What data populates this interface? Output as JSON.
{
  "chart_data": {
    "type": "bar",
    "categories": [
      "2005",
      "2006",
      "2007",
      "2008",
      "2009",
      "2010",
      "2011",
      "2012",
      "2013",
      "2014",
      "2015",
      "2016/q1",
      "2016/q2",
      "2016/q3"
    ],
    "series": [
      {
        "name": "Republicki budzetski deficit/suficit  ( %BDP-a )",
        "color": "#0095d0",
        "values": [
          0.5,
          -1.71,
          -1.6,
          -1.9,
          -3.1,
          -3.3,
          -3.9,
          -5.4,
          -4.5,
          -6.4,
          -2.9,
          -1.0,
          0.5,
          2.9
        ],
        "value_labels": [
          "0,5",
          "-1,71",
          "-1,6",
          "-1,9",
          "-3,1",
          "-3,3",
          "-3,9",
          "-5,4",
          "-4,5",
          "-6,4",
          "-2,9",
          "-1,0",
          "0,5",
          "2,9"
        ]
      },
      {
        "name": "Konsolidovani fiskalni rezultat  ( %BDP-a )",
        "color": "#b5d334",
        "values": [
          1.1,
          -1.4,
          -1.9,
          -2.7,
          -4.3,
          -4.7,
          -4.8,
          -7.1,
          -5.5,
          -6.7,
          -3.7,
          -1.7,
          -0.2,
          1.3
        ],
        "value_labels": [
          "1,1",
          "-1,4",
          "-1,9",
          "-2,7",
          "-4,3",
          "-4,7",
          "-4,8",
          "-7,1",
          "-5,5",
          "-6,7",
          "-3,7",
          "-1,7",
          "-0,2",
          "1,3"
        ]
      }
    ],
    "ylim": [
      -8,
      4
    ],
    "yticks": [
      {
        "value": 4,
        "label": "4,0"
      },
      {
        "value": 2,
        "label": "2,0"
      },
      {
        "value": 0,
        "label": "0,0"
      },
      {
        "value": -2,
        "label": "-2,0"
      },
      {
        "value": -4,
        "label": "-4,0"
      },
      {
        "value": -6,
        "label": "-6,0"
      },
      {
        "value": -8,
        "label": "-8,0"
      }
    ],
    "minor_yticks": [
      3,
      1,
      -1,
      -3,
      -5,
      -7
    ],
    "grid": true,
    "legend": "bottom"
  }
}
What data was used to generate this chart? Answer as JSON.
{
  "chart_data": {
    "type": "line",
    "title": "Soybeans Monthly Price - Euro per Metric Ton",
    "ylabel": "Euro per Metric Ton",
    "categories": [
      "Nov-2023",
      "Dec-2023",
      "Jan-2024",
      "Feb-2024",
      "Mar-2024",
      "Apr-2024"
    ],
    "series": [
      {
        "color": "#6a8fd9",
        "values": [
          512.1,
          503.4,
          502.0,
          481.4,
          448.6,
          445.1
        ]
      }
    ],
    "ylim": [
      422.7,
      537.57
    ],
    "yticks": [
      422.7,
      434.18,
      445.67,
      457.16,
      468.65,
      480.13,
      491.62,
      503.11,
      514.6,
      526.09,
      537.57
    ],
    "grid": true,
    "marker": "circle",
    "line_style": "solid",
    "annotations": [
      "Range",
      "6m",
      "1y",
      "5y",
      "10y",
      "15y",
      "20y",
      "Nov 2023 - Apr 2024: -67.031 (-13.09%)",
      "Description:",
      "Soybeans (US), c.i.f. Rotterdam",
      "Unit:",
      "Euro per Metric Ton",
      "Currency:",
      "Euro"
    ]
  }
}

§ **TO BE DONE**
Set down all of the entries exactly, please.

§ **RESULT OF THIS EXERCISE**
What data populates this interface? Output as JSON.
{
  "chart_data": {
    "type": "bar",
    "categories": [
      "2005",
      "2006",
      "2007",
      "2008",
      "2009",
      "2010",
      "2011",
      "2012",
      "2013",
      "2014",
      "2015",
      "2016/q1",
      "2016/q2",
      "2016/q3"
    ],
    "series": [
      {
        "name": "Republicki budzetski deficit/suficit  ( %BDP-a )",
        "color": "#0095d0",
        "values": [
          0.5,
          -1.71,
          -1.6,
          -1.9,
          -3.1,
          -3.3,
          -3.9,
          -5.4,
          -4.5,
          -6.4,
          -2.9,
          -1.0,
          0.5,
          2.9
        ],
        "value_labels": [
          "0,5",
          "-1,71",
          "-1,6",
          "-1,9",
          "-3,1",
          "-3,3",
          "-3,9",
          "-5,4",
          "-4,5",
          "-6,4",
          "-2,9",
          "-1,0",
          "0,5",
          "2,9"
        ]
      },
      {
        "name": "Konsolidovani fiskalni rezultat  ( %BDP-a )",
        "color": "#b5d334",
        "values": [
          1.1,
          -1.4,
          -1.9,
          -2.7,
          -4.3,
          -4.7,
          -4.8,
          -7.1,
          -5.5,
          -6.7,
          -3.7,
          -1.7,
          -0.2,
          1.3
        ],
        "value_labels": [
          "1,1",
          "-1,4",
          "-1,9",
          "-2,7",
          "-4,3",
          "-4,7",
          "-4,8",
          "-7,1",
          "-5,5",
          "-6,7",
          "-3,7",
          "-1,7",
          "-0,2",
          "1,3"
        ]
      }
    ],
    "ylim": [
      -8,
      4
    ],
    "yticks": [
      {
        "value": 4,
        "label": "4,0"
      },
      {
        "value": 2,
        "label": "2,0"
      },
      {
        "value": 0,
        "label": "0,0"
      },
      {
        "value": -2,
        "label": "-2,0"
      },
      {
        "value": -4,
        "label": "-4,0"
      },
      {
        "value": -6,
        "label": "-6,0"
      },
      {
        "value": -8,
        "label": "-8,0"
      }
    ],
    "minor_yticks": [
      3,
      1,
      -1,
      -3,
      -5,
      -7
    ],
    "grid": true,
    "legend": "bottom"
  }
}
What data was used to generate this chart? Answer as JSON.
{
  "chart_data": {
    "type": "line",
    "title": "Soybeans Monthly Price - Euro per Metric Ton",
    "ylabel": "Euro per Metric Ton",
    "categories": [
      "Nov-2023",
      "Dec-2023",
      "Jan-2024",
      "Feb-2024",
      "Mar-2024",
      "Apr-2024"
    ],
    "series": [
      {
        "color": "#6a8fd9",
        "values": [
          512.1,
          503.4,
          502.0,
          481.4,
          448.6,
          445.1
        ]
      }
    ],
    "ylim": [
      422.7,
      537.57
    ],
    "yticks": [
      422.7,
      434.18,
      445.67,
      457.16,
      468.65,
      480.13,
      491.62,
      503.11,
      514.6,
      526.09,
      537.57
    ],
    "grid": true,
    "marker": "circle",
    "line_style": "solid",
    "annotations": [
      "Range",
      "6m",
      "1y",
      "5y",
      "10y",
      "15y",
      "20y",
      "Nov 2023 - Apr 2024: -67.031 (-13.09%)",
      "Description:",
      "Soybeans (US), c.i.f. Rotterdam",
      "Unit:",
      "Euro per Metric Ton",
      "Currency:",
      "Euro"
    ]
  }
}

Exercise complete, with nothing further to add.